● **Exercise material**:
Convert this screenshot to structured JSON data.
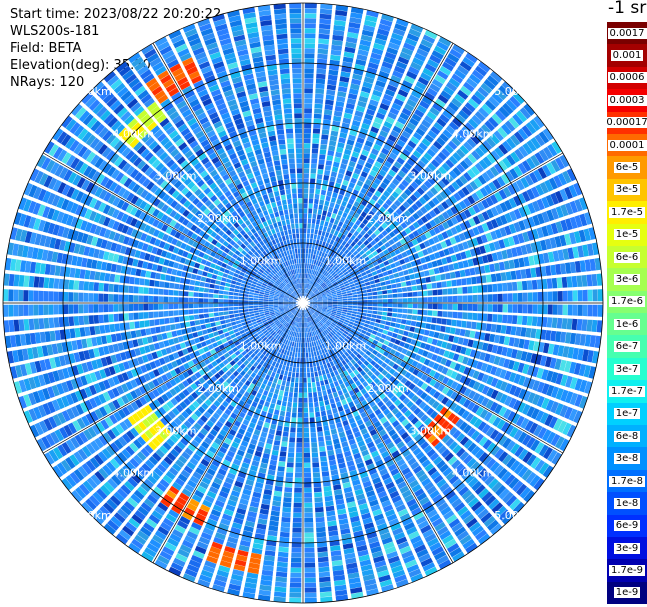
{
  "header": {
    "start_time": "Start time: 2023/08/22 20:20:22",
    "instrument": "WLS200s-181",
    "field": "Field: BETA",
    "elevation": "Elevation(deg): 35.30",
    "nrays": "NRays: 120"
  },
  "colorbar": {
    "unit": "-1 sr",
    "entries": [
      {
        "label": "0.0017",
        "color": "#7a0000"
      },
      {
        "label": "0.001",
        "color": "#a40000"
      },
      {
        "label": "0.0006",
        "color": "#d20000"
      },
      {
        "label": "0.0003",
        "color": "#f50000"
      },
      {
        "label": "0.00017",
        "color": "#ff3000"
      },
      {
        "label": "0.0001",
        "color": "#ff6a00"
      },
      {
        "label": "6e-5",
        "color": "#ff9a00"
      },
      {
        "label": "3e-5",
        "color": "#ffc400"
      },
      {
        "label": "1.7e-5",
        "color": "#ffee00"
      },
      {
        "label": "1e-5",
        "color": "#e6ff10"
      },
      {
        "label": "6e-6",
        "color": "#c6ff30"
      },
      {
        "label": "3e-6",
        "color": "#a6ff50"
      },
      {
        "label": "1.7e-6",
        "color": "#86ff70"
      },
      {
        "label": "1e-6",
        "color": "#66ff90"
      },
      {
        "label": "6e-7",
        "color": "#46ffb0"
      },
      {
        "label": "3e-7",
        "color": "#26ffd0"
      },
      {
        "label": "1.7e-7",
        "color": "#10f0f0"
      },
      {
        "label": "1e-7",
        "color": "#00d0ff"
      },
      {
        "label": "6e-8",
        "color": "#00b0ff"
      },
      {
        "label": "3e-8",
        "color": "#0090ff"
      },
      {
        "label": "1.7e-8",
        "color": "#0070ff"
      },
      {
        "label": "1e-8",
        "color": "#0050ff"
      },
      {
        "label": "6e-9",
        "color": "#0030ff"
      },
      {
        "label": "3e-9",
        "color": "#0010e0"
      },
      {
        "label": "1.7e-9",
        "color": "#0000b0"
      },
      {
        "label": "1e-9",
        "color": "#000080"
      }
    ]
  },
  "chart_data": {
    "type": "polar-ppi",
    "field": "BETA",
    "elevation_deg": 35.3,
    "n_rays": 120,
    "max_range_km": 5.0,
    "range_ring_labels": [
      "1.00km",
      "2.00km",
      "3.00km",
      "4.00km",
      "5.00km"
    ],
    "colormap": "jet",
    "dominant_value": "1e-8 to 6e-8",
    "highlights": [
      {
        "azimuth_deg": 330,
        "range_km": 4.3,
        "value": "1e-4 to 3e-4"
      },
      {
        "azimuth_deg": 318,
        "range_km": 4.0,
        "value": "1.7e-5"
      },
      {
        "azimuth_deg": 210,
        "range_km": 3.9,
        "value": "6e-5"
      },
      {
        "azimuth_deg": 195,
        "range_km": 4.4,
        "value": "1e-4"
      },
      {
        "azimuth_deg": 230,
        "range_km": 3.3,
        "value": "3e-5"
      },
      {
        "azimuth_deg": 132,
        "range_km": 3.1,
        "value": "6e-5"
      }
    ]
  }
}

==

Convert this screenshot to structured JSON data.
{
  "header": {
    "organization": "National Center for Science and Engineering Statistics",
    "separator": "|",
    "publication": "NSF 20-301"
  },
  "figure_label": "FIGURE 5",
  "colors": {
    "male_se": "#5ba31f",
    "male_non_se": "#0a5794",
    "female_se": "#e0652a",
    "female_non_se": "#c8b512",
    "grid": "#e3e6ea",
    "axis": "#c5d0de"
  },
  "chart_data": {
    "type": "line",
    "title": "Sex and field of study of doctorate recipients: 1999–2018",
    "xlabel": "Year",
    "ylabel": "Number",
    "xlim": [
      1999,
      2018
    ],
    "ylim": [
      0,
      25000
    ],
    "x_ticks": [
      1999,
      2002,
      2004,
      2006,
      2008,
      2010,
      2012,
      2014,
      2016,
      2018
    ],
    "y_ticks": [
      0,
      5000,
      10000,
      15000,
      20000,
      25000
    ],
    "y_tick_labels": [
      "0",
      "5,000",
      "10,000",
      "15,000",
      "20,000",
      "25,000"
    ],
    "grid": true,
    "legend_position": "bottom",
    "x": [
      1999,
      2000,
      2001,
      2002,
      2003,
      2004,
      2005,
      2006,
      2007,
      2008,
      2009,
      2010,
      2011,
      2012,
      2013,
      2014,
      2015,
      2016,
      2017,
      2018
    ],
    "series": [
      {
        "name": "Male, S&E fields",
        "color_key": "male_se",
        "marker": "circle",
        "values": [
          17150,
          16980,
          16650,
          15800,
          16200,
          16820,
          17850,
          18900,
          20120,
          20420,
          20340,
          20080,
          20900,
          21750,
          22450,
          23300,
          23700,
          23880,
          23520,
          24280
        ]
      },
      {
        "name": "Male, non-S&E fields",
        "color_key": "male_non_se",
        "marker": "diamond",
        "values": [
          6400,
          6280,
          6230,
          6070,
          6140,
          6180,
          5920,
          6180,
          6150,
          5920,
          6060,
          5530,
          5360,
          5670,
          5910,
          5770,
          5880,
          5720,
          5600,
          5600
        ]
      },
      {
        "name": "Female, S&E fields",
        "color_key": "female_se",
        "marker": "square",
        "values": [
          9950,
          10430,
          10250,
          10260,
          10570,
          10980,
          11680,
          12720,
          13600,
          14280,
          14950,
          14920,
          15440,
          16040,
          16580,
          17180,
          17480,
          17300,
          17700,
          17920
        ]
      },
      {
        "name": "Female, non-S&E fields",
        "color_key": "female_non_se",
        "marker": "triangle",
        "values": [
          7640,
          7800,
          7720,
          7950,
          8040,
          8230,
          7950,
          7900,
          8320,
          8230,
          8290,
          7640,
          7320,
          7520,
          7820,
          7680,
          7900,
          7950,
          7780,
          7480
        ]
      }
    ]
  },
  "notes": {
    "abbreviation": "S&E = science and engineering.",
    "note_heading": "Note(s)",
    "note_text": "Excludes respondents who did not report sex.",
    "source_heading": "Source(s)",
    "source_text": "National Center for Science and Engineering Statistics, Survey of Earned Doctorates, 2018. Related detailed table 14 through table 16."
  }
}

● **Job**: Copy each line of the preceding data that contains the string "Statistics".

● **Final answer**:
    "organization": "National Center for Science and Engineering Statistics",
    "source_text": "National Center for Science and Engineering Statistics, Survey of Earned Doctorates, 2018. Related detailed table 14 through table 16."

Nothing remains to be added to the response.